◆ **Requirements**: Give only the number of lines that include the string "structured".

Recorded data
________
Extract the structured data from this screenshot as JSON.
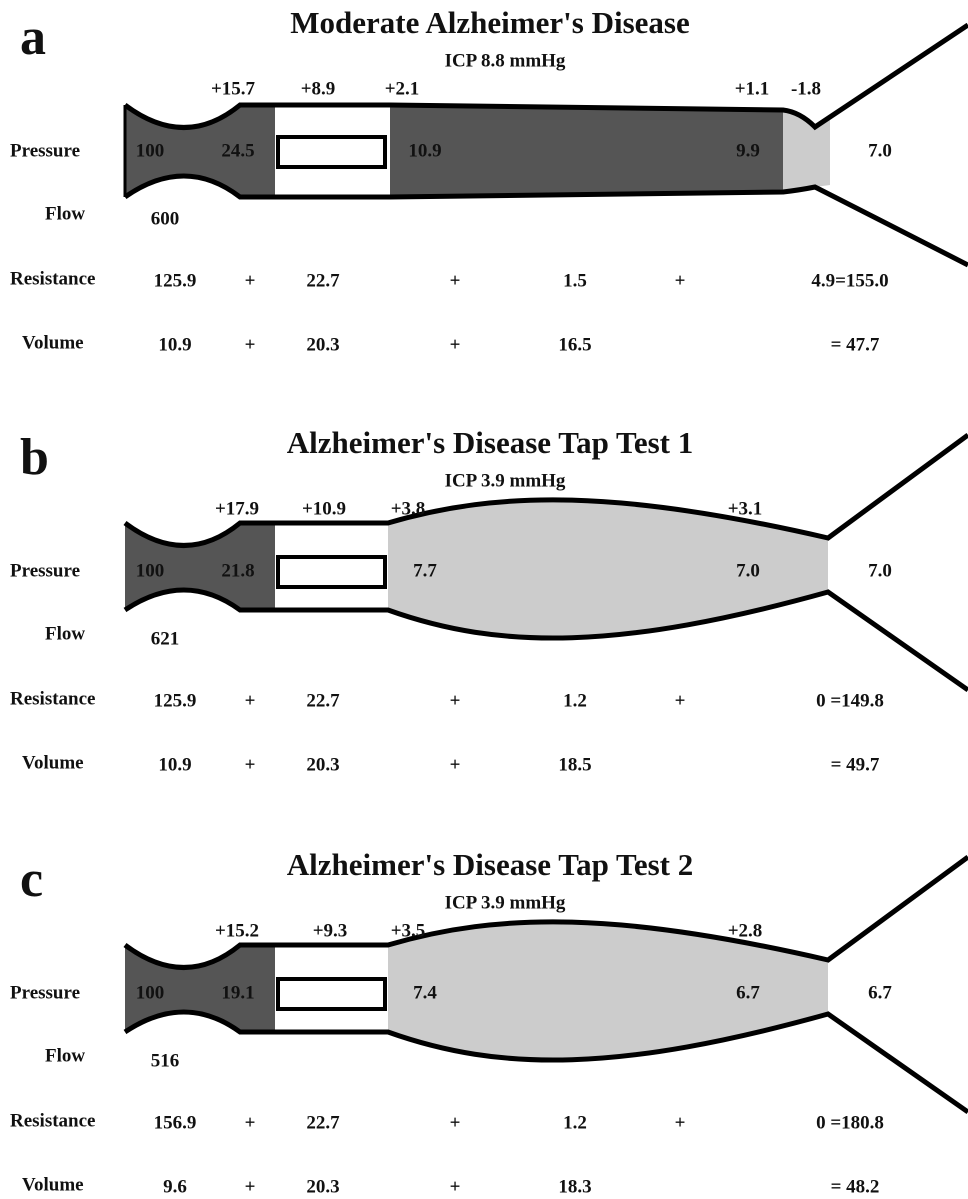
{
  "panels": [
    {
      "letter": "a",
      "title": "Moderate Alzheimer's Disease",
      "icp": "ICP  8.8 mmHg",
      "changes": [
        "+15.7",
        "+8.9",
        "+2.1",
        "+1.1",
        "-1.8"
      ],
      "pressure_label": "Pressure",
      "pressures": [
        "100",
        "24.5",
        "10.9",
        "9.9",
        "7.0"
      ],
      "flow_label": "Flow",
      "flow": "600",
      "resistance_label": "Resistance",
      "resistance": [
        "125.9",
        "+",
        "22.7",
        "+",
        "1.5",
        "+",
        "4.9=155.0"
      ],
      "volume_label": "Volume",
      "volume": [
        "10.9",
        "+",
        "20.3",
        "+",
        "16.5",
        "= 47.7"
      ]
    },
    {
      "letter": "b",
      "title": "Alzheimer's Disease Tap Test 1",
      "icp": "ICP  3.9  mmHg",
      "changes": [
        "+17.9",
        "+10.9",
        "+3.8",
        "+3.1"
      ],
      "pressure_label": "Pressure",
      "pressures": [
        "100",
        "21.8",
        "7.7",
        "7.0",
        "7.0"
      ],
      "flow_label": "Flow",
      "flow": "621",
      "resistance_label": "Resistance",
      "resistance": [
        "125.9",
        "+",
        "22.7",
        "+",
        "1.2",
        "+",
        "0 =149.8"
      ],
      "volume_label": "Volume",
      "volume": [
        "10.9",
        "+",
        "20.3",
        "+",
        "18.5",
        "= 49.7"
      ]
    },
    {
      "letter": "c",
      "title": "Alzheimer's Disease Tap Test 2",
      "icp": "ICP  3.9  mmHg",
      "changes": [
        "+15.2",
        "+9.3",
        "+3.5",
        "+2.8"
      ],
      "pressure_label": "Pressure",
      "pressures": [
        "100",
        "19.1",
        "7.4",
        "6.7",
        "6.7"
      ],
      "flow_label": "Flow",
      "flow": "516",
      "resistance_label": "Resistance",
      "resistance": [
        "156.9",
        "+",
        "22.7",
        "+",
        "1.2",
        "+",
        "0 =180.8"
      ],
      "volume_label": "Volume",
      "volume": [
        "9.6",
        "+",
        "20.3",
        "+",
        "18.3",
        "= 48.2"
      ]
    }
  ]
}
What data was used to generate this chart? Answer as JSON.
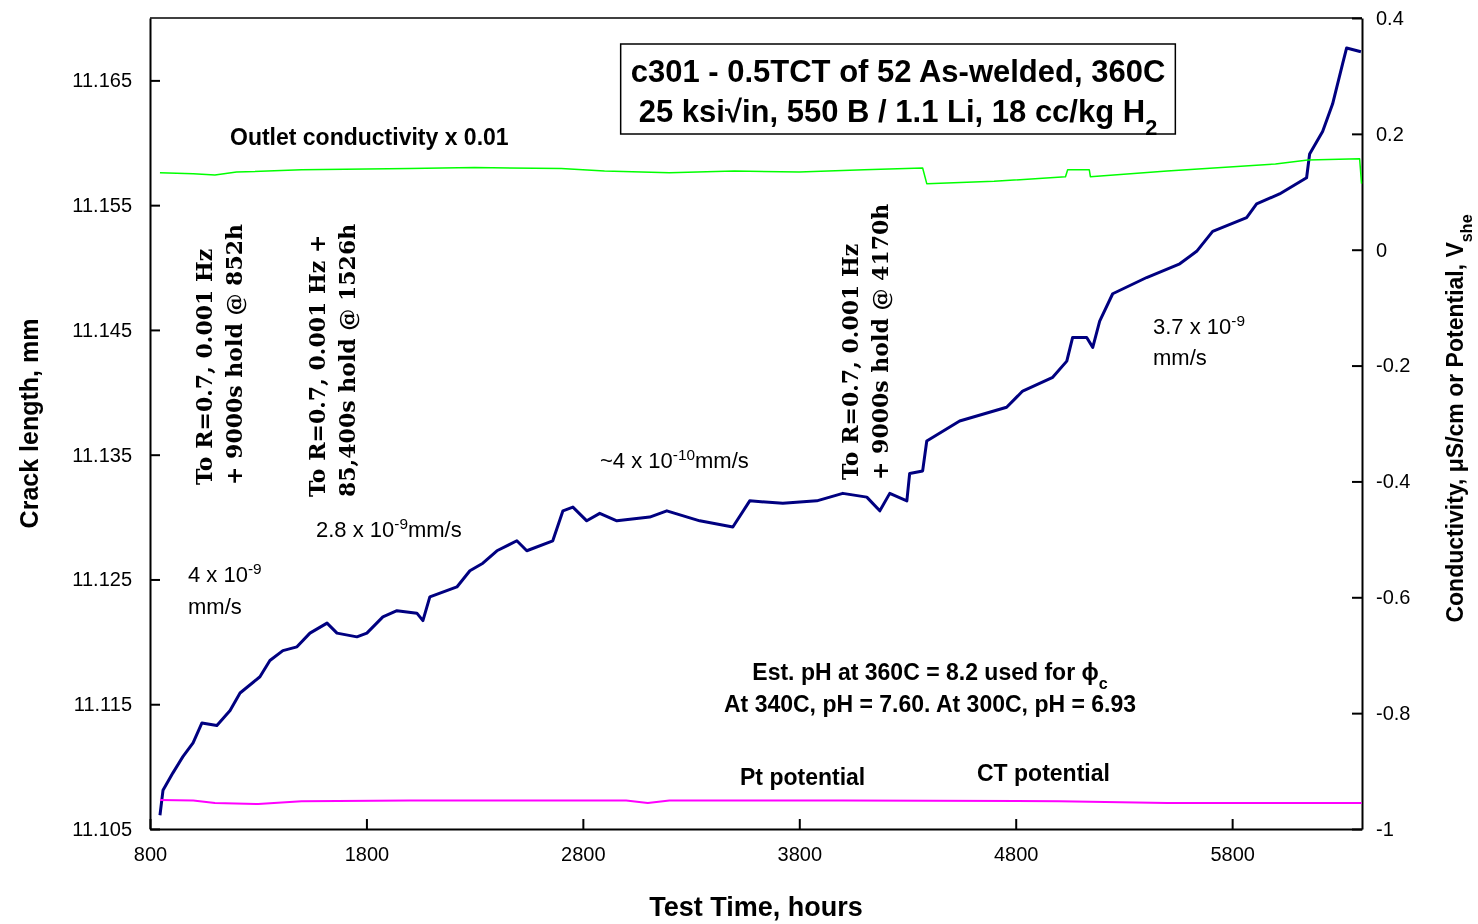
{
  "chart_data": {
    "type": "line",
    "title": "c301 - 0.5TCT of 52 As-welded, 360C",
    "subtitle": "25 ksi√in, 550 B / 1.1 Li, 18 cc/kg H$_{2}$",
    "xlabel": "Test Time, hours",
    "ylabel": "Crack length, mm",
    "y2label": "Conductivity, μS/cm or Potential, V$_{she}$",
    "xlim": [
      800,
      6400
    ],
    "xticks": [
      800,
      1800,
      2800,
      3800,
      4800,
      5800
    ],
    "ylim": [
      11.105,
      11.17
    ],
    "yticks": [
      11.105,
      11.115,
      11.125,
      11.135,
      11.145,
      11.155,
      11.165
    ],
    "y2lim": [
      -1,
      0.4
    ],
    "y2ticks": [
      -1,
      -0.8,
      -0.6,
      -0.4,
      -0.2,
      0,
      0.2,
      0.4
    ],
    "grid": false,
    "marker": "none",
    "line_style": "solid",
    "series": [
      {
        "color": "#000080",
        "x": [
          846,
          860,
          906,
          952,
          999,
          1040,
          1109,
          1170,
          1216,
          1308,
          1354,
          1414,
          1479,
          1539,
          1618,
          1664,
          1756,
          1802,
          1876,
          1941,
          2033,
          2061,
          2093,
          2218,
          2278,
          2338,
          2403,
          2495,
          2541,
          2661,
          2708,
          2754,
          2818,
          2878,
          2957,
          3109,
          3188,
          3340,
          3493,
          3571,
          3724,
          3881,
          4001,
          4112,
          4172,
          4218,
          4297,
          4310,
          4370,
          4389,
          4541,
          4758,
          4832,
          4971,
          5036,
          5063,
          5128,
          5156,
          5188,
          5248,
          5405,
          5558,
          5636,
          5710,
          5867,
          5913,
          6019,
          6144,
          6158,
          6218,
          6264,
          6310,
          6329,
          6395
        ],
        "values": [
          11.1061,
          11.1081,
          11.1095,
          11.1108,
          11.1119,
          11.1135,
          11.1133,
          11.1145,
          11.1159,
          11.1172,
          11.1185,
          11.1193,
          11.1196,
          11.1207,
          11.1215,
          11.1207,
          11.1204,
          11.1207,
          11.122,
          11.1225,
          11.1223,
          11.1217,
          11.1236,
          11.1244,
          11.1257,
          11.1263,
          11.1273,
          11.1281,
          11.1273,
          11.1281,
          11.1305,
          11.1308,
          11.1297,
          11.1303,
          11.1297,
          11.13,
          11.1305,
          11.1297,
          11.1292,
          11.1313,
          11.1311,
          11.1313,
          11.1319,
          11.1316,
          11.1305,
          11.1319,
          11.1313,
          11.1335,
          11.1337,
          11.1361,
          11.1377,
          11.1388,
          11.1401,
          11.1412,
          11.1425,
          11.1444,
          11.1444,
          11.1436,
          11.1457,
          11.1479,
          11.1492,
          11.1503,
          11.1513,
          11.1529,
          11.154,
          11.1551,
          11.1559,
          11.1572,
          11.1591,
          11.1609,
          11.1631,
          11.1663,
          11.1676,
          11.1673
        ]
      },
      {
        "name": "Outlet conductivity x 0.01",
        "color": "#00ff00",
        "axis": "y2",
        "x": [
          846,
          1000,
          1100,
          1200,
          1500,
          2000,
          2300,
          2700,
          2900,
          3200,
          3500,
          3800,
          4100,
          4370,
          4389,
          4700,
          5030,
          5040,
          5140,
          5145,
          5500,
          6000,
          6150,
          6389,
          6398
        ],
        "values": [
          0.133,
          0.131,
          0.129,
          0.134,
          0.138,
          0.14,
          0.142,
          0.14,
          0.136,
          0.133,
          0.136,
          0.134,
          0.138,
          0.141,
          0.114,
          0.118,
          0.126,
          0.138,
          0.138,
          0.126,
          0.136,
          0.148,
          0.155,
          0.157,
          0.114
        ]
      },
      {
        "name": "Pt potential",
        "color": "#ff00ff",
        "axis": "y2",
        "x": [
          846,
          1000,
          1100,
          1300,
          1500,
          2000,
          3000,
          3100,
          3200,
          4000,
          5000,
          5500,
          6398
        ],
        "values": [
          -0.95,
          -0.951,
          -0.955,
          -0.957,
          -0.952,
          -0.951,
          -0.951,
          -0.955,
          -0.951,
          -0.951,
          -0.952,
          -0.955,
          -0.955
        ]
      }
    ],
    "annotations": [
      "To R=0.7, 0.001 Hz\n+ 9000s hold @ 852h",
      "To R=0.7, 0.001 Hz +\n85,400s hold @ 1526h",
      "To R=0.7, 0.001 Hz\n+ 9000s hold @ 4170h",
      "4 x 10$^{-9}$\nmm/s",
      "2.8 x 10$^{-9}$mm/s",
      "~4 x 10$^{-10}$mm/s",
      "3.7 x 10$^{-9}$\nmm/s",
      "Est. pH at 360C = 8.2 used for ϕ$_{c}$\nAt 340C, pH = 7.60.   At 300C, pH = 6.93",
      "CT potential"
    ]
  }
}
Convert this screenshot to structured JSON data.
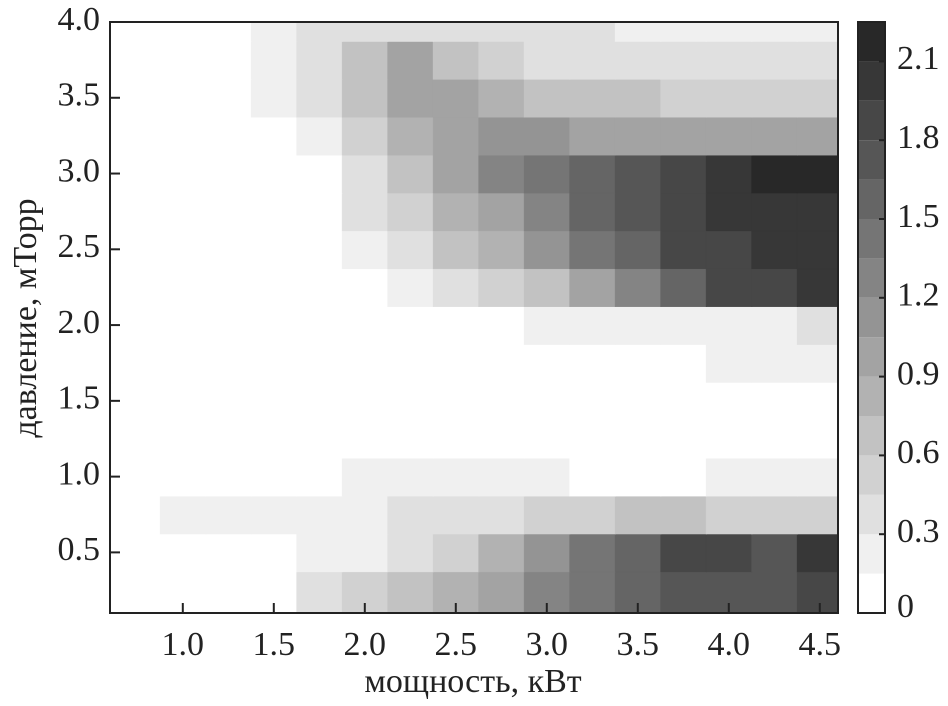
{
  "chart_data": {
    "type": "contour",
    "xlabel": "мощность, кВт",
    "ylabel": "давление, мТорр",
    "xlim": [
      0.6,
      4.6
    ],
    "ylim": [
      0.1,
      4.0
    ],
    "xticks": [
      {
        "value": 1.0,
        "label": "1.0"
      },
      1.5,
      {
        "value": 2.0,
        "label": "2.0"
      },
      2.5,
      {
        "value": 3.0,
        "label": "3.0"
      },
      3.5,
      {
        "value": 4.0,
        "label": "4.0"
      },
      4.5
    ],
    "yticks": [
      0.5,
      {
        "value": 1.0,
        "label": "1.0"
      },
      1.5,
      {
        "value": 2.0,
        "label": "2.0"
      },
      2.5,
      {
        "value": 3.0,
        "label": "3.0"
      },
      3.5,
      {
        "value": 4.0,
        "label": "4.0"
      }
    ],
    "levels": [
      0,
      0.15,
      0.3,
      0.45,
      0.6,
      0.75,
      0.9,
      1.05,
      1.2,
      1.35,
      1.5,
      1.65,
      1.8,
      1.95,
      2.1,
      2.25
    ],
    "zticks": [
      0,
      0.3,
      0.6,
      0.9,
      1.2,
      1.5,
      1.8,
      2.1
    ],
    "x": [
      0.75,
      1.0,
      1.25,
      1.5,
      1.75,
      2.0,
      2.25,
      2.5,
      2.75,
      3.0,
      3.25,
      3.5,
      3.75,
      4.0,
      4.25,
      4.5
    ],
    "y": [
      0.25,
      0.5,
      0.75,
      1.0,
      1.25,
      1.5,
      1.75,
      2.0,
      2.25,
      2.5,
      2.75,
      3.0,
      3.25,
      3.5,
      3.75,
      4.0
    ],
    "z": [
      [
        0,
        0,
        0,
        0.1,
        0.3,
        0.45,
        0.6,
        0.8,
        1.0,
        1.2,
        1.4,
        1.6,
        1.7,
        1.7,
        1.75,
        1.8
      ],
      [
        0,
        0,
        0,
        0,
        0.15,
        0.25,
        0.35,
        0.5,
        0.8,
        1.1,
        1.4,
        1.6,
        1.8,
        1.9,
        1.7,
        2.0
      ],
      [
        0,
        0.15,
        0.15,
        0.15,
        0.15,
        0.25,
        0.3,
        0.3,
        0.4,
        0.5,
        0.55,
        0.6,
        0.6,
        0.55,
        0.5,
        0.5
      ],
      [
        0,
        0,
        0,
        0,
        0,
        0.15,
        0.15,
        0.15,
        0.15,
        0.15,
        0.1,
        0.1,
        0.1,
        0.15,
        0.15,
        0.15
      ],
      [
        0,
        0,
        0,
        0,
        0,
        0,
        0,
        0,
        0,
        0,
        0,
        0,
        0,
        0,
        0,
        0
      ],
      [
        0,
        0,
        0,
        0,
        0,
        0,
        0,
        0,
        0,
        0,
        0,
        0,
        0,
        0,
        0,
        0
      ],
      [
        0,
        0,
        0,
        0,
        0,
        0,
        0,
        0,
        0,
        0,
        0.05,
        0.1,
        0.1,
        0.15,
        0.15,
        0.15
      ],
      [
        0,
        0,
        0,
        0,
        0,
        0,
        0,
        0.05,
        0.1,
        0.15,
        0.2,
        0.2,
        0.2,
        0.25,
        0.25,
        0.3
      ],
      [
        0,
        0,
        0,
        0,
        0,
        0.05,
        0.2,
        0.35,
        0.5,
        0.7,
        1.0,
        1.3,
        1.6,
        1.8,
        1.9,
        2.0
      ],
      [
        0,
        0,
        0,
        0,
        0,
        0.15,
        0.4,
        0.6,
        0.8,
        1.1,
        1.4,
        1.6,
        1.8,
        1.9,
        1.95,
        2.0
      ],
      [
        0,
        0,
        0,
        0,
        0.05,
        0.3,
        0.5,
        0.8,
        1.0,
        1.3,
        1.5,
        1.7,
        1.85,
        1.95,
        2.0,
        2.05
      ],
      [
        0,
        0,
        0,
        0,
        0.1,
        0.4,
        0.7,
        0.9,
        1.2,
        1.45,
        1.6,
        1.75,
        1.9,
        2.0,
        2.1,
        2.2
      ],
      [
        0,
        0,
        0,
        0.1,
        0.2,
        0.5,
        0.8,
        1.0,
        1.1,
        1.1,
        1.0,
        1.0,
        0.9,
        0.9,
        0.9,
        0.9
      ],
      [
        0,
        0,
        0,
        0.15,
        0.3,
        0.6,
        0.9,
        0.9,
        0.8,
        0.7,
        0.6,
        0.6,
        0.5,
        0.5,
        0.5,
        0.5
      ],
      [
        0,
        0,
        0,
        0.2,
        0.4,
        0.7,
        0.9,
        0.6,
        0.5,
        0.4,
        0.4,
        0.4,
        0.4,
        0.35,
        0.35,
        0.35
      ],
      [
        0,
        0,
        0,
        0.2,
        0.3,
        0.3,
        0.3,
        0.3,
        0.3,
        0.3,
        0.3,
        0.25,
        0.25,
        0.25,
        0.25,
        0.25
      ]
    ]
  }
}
________
◆ **Task solution**: 2